Below is a listing to write out in full, exactly as given, without its pictures.

Structured figure records

□ □ □

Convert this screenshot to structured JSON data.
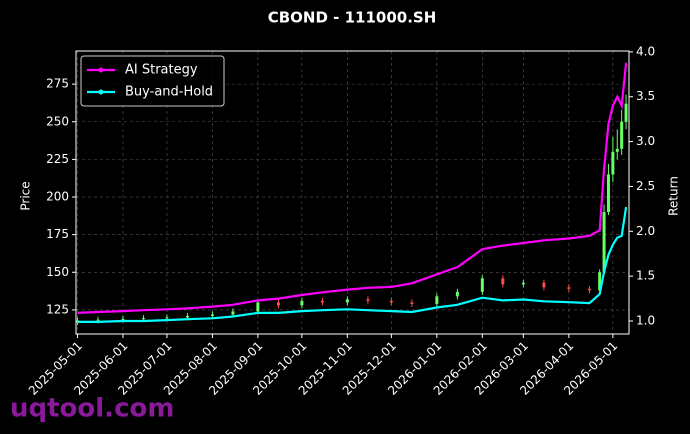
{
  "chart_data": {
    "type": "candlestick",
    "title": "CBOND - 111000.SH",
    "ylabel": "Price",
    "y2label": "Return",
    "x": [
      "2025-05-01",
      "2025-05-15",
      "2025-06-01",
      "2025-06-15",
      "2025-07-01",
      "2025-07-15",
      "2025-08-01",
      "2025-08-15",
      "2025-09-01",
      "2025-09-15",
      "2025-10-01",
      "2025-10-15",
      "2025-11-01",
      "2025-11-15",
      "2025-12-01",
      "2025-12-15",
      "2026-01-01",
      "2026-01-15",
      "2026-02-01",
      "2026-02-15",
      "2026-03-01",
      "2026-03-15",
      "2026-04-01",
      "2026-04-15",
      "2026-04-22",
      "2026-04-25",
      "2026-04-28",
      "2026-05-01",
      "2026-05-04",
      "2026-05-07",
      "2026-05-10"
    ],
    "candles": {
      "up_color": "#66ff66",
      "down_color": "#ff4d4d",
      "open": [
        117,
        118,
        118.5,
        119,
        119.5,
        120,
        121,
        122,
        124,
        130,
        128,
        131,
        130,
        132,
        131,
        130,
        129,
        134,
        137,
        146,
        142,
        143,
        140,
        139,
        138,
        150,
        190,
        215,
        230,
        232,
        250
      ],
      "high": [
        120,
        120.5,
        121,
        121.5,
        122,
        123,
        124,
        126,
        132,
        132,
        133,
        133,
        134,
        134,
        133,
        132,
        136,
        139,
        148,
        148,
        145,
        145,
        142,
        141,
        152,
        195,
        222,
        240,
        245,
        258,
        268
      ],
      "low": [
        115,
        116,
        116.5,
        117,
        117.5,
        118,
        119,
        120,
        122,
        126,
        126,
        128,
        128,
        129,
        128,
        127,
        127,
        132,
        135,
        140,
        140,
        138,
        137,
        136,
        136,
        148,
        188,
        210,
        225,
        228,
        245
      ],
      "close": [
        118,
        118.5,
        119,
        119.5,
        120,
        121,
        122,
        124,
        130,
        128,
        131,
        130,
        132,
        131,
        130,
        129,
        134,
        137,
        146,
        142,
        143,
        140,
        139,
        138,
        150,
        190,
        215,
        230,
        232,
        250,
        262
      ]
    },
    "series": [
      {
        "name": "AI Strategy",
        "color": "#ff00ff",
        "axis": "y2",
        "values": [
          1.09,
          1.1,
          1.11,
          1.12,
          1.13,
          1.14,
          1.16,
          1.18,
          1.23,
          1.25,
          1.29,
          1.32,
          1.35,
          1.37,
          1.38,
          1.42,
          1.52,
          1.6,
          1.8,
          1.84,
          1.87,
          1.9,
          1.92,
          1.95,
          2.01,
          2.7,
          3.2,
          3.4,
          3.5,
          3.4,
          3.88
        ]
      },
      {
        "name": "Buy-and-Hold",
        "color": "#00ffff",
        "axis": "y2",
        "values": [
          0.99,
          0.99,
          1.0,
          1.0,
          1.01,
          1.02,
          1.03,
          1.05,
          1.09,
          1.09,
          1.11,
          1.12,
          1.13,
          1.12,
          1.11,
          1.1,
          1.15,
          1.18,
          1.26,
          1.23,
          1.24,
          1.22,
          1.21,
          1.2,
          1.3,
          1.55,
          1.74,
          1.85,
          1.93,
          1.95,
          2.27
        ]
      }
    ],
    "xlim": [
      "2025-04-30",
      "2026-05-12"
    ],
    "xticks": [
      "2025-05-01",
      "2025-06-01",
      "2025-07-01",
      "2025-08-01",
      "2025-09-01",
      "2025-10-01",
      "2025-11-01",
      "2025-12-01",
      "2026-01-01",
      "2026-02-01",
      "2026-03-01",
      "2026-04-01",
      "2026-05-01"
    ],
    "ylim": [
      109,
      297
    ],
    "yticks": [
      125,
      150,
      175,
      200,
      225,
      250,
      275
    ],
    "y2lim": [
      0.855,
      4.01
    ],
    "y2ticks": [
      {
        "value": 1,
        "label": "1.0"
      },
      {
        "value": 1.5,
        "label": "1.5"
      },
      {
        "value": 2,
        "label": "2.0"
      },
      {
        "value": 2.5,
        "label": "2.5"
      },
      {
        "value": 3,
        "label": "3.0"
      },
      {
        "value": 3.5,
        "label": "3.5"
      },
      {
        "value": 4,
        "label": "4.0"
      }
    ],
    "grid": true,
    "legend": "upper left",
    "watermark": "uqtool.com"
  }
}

□ □ □

Output for this task –
Convert this screenshot to structured JSON data.
{
  "chart_data": {
    "type": "candlestick",
    "title": "CBOND - 111000.SH",
    "ylabel": "Price",
    "y2label": "Return",
    "x": [
      "2025-05-01",
      "2025-05-15",
      "2025-06-01",
      "2025-06-15",
      "2025-07-01",
      "2025-07-15",
      "2025-08-01",
      "2025-08-15",
      "2025-09-01",
      "2025-09-15",
      "2025-10-01",
      "2025-10-15",
      "2025-11-01",
      "2025-11-15",
      "2025-12-01",
      "2025-12-15",
      "2026-01-01",
      "2026-01-15",
      "2026-02-01",
      "2026-02-15",
      "2026-03-01",
      "2026-03-15",
      "2026-04-01",
      "2026-04-15",
      "2026-04-22",
      "2026-04-25",
      "2026-04-28",
      "2026-05-01",
      "2026-05-04",
      "2026-05-07",
      "2026-05-10"
    ],
    "candles": {
      "up_color": "#66ff66",
      "down_color": "#ff4d4d",
      "open": [
        117,
        118,
        118.5,
        119,
        119.5,
        120,
        121,
        122,
        124,
        130,
        128,
        131,
        130,
        132,
        131,
        130,
        129,
        134,
        137,
        146,
        142,
        143,
        140,
        139,
        138,
        150,
        190,
        215,
        230,
        232,
        250
      ],
      "high": [
        120,
        120.5,
        121,
        121.5,
        122,
        123,
        124,
        126,
        132,
        132,
        133,
        133,
        134,
        134,
        133,
        132,
        136,
        139,
        148,
        148,
        145,
        145,
        142,
        141,
        152,
        195,
        222,
        240,
        245,
        258,
        268
      ],
      "low": [
        115,
        116,
        116.5,
        117,
        117.5,
        118,
        119,
        120,
        122,
        126,
        126,
        128,
        128,
        129,
        128,
        127,
        127,
        132,
        135,
        140,
        140,
        138,
        137,
        136,
        136,
        148,
        188,
        210,
        225,
        228,
        245
      ],
      "close": [
        118,
        118.5,
        119,
        119.5,
        120,
        121,
        122,
        124,
        130,
        128,
        131,
        130,
        132,
        131,
        130,
        129,
        134,
        137,
        146,
        142,
        143,
        140,
        139,
        138,
        150,
        190,
        215,
        230,
        232,
        250,
        262
      ]
    },
    "series": [
      {
        "name": "AI Strategy",
        "color": "#ff00ff",
        "axis": "y2",
        "values": [
          1.09,
          1.1,
          1.11,
          1.12,
          1.13,
          1.14,
          1.16,
          1.18,
          1.23,
          1.25,
          1.29,
          1.32,
          1.35,
          1.37,
          1.38,
          1.42,
          1.52,
          1.6,
          1.8,
          1.84,
          1.87,
          1.9,
          1.92,
          1.95,
          2.01,
          2.7,
          3.2,
          3.4,
          3.5,
          3.4,
          3.88
        ]
      },
      {
        "name": "Buy-and-Hold",
        "color": "#00ffff",
        "axis": "y2",
        "values": [
          0.99,
          0.99,
          1.0,
          1.0,
          1.01,
          1.02,
          1.03,
          1.05,
          1.09,
          1.09,
          1.11,
          1.12,
          1.13,
          1.12,
          1.11,
          1.1,
          1.15,
          1.18,
          1.26,
          1.23,
          1.24,
          1.22,
          1.21,
          1.2,
          1.3,
          1.55,
          1.74,
          1.85,
          1.93,
          1.95,
          2.27
        ]
      }
    ],
    "xlim": [
      "2025-04-30",
      "2026-05-12"
    ],
    "xticks": [
      "2025-05-01",
      "2025-06-01",
      "2025-07-01",
      "2025-08-01",
      "2025-09-01",
      "2025-10-01",
      "2025-11-01",
      "2025-12-01",
      "2026-01-01",
      "2026-02-01",
      "2026-03-01",
      "2026-04-01",
      "2026-05-01"
    ],
    "ylim": [
      109,
      297
    ],
    "yticks": [
      125,
      150,
      175,
      200,
      225,
      250,
      275
    ],
    "y2lim": [
      0.855,
      4.01
    ],
    "y2ticks": [
      {
        "value": 1,
        "label": "1.0"
      },
      {
        "value": 1.5,
        "label": "1.5"
      },
      {
        "value": 2,
        "label": "2.0"
      },
      {
        "value": 2.5,
        "label": "2.5"
      },
      {
        "value": 3,
        "label": "3.0"
      },
      {
        "value": 3.5,
        "label": "3.5"
      },
      {
        "value": 4,
        "label": "4.0"
      }
    ],
    "grid": true,
    "legend": "upper left",
    "watermark": "uqtool.com"
  }
}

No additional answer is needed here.